### Short problem
Below are entries. Pull out all lines containing "Filter".

-- start Stored data --

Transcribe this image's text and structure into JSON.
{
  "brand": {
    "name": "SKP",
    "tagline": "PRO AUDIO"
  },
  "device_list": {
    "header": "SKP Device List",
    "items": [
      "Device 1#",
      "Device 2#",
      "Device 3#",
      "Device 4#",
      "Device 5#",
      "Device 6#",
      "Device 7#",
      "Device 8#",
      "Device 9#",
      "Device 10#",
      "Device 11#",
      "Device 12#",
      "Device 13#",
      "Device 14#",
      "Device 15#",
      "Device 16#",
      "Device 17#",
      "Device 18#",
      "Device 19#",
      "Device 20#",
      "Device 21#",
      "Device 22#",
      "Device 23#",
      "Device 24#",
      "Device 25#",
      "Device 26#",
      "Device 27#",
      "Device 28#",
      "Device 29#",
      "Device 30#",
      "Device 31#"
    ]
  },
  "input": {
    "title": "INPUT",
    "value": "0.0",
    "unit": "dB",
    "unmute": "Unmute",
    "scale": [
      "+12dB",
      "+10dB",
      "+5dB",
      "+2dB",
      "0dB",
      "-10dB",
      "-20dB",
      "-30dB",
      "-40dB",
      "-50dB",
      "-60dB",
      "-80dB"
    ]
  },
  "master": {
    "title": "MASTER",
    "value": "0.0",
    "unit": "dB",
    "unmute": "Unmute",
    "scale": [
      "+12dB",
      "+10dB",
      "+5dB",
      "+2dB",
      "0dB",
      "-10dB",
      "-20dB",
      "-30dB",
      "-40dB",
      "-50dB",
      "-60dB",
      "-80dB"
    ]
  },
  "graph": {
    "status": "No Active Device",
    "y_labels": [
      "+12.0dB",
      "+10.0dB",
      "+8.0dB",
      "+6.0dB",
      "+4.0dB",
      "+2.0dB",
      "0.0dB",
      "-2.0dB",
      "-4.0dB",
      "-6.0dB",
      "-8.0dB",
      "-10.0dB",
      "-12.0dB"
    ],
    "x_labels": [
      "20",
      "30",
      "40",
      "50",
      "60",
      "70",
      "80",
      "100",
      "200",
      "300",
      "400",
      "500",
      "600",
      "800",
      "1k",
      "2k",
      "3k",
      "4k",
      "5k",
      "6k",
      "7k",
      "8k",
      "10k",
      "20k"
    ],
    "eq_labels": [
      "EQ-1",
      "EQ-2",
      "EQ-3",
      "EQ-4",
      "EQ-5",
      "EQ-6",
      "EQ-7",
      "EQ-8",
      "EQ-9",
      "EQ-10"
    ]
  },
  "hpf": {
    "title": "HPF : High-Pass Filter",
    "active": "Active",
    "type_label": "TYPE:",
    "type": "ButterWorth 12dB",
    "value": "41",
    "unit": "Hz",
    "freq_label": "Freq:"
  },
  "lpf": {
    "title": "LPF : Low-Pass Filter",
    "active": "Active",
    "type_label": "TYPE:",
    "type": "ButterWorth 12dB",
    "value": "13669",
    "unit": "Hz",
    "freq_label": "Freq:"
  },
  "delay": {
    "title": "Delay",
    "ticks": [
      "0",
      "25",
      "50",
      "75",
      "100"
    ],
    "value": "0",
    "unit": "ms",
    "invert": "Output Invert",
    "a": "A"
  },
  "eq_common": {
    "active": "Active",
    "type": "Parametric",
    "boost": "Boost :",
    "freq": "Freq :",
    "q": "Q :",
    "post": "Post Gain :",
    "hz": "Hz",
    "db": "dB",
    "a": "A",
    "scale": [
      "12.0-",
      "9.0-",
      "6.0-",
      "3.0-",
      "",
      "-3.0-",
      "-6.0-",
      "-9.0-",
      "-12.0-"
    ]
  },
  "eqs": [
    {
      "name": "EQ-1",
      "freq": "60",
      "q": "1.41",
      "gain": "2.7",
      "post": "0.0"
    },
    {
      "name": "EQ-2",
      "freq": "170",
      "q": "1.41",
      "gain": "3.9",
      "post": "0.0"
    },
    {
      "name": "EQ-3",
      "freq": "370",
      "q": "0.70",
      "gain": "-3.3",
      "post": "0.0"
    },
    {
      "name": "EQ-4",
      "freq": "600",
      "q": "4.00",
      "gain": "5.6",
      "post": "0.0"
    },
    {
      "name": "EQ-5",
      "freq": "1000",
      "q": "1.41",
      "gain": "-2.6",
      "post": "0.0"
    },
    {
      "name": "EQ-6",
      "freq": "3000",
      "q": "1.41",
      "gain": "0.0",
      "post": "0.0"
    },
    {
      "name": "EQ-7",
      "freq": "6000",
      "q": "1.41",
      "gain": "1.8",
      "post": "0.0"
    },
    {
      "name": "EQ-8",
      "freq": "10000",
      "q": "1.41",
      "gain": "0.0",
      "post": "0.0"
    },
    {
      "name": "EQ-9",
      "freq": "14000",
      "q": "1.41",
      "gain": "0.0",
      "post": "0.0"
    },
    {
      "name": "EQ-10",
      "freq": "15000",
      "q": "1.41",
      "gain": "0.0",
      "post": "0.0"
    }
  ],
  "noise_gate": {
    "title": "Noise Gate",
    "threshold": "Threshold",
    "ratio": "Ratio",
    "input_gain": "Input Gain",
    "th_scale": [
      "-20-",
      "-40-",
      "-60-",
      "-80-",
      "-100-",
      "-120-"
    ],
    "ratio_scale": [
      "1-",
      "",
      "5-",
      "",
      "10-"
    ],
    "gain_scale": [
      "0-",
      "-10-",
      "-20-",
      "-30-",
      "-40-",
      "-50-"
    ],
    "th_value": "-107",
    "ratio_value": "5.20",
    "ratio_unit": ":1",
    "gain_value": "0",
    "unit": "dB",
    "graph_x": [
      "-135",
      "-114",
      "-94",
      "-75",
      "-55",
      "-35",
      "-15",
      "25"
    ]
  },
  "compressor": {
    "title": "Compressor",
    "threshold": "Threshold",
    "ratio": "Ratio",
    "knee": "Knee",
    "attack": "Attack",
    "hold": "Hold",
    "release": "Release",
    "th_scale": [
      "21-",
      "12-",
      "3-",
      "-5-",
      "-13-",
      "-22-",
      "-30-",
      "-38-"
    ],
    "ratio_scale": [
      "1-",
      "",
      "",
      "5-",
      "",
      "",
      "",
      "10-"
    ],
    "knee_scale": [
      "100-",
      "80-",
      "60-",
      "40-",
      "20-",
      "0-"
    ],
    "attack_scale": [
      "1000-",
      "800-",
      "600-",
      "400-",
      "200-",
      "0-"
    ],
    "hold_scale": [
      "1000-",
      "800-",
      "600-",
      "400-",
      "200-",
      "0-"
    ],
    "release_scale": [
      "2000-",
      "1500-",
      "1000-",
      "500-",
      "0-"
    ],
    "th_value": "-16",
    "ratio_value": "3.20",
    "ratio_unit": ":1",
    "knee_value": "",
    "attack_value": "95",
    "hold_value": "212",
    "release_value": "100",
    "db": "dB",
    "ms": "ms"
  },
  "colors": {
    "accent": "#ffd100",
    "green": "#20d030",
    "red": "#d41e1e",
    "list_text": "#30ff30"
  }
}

-- end Stored data --

### Correct answer
    "title": "HPF : High-Pass Filter",
    "title": "LPF : Low-Pass Filter",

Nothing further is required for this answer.